[Data items]

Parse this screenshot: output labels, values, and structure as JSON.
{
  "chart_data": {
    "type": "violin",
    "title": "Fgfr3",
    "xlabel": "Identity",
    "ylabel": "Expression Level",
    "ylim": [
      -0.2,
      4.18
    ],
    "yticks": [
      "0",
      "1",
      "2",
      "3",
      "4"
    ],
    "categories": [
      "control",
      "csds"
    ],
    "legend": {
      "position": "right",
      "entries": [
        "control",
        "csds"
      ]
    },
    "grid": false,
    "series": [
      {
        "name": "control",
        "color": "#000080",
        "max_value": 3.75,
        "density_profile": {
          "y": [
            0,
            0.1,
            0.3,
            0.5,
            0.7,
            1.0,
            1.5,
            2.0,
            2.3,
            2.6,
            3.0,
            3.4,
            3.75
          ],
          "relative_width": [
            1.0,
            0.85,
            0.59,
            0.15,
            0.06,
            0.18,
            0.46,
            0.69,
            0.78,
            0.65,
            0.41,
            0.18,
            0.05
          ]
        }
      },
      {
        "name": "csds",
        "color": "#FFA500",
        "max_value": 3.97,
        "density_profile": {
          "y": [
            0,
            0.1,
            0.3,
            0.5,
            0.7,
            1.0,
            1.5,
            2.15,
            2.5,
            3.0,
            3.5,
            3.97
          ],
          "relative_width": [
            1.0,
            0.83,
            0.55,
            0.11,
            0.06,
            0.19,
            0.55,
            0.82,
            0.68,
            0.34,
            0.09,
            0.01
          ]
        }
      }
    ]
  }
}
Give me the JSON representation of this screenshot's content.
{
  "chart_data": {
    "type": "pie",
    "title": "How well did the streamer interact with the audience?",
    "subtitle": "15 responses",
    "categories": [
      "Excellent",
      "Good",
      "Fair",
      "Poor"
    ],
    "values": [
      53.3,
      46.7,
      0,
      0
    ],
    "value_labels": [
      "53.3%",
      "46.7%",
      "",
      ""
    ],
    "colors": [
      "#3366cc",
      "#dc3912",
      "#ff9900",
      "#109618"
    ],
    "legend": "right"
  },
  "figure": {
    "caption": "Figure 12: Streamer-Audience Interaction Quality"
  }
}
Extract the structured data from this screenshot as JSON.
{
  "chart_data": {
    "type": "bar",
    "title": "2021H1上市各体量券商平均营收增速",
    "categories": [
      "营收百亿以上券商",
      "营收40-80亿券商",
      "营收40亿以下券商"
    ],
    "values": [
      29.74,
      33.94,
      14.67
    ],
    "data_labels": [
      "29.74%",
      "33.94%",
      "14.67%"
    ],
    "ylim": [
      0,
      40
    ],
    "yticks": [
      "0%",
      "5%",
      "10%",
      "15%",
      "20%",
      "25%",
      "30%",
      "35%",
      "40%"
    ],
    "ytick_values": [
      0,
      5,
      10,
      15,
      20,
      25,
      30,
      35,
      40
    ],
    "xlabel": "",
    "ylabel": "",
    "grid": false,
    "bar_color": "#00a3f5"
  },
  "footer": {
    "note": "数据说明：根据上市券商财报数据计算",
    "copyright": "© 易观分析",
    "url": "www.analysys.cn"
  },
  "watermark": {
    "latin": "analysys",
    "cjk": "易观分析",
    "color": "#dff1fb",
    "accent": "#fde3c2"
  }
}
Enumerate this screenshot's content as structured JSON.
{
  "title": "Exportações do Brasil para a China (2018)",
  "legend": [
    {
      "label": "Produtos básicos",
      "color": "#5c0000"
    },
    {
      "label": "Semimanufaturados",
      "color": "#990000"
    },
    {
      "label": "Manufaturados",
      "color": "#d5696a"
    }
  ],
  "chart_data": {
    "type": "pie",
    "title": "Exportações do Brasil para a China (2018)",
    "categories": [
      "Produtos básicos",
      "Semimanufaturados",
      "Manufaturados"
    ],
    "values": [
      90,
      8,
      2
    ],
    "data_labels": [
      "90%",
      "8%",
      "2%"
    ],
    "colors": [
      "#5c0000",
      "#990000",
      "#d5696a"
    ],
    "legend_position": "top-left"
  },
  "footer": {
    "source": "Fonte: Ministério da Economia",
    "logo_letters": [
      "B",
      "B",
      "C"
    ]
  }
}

What to produce.
Each line of the material should be echoed exactly.

The completed task.
Parse this screenshot: output labels, values, and structure as JSON.
{
  "chart_data": {
    "type": "violin",
    "title": "Fgfr3",
    "xlabel": "Identity",
    "ylabel": "Expression Level",
    "ylim": [
      -0.2,
      4.18
    ],
    "yticks": [
      "0",
      "1",
      "2",
      "3",
      "4"
    ],
    "categories": [
      "control",
      "csds"
    ],
    "legend": {
      "position": "right",
      "entries": [
        "control",
        "csds"
      ]
    },
    "grid": false,
    "series": [
      {
        "name": "control",
        "color": "#000080",
        "max_value": 3.75,
        "density_profile": {
          "y": [
            0,
            0.1,
            0.3,
            0.5,
            0.7,
            1.0,
            1.5,
            2.0,
            2.3,
            2.6,
            3.0,
            3.4,
            3.75
          ],
          "relative_width": [
            1.0,
            0.85,
            0.59,
            0.15,
            0.06,
            0.18,
            0.46,
            0.69,
            0.78,
            0.65,
            0.41,
            0.18,
            0.05
          ]
        }
      },
      {
        "name": "csds",
        "color": "#FFA500",
        "max_value": 3.97,
        "density_profile": {
          "y": [
            0,
            0.1,
            0.3,
            0.5,
            0.7,
            1.0,
            1.5,
            2.15,
            2.5,
            3.0,
            3.5,
            3.97
          ],
          "relative_width": [
            1.0,
            0.83,
            0.55,
            0.11,
            0.06,
            0.19,
            0.55,
            0.82,
            0.68,
            0.34,
            0.09,
            0.01
          ]
        }
      }
    ]
  }
}
Give me the JSON representation of this screenshot's content.
{
  "chart_data": {
    "type": "pie",
    "title": "How well did the streamer interact with the audience?",
    "subtitle": "15 responses",
    "categories": [
      "Excellent",
      "Good",
      "Fair",
      "Poor"
    ],
    "values": [
      53.3,
      46.7,
      0,
      0
    ],
    "value_labels": [
      "53.3%",
      "46.7%",
      "",
      ""
    ],
    "colors": [
      "#3366cc",
      "#dc3912",
      "#ff9900",
      "#109618"
    ],
    "legend": "right"
  },
  "figure": {
    "caption": "Figure 12: Streamer-Audience Interaction Quality"
  }
}
Extract the structured data from this screenshot as JSON.
{
  "chart_data": {
    "type": "bar",
    "title": "2021H1上市各体量券商平均营收增速",
    "categories": [
      "营收百亿以上券商",
      "营收40-80亿券商",
      "营收40亿以下券商"
    ],
    "values": [
      29.74,
      33.94,
      14.67
    ],
    "data_labels": [
      "29.74%",
      "33.94%",
      "14.67%"
    ],
    "ylim": [
      0,
      40
    ],
    "yticks": [
      "0%",
      "5%",
      "10%",
      "15%",
      "20%",
      "25%",
      "30%",
      "35%",
      "40%"
    ],
    "ytick_values": [
      0,
      5,
      10,
      15,
      20,
      25,
      30,
      35,
      40
    ],
    "xlabel": "",
    "ylabel": "",
    "grid": false,
    "bar_color": "#00a3f5"
  },
  "footer": {
    "note": "数据说明：根据上市券商财报数据计算",
    "copyright": "© 易观分析",
    "url": "www.analysys.cn"
  },
  "watermark": {
    "latin": "analysys",
    "cjk": "易观分析",
    "color": "#dff1fb",
    "accent": "#fde3c2"
  }
}
Enumerate this screenshot's content as structured JSON.
{
  "title": "Exportações do Brasil para a China (2018)",
  "legend": [
    {
      "label": "Produtos básicos",
      "color": "#5c0000"
    },
    {
      "label": "Semimanufaturados",
      "color": "#990000"
    },
    {
      "label": "Manufaturados",
      "color": "#d5696a"
    }
  ],
  "chart_data": {
    "type": "pie",
    "title": "Exportações do Brasil para a China (2018)",
    "categories": [
      "Produtos básicos",
      "Semimanufaturados",
      "Manufaturados"
    ],
    "values": [
      90,
      8,
      2
    ],
    "data_labels": [
      "90%",
      "8%",
      "2%"
    ],
    "colors": [
      "#5c0000",
      "#990000",
      "#d5696a"
    ],
    "legend_position": "top-left"
  },
  "footer": {
    "source": "Fonte: Ministério da Economia",
    "logo_letters": [
      "B",
      "B",
      "C"
    ]
  }
}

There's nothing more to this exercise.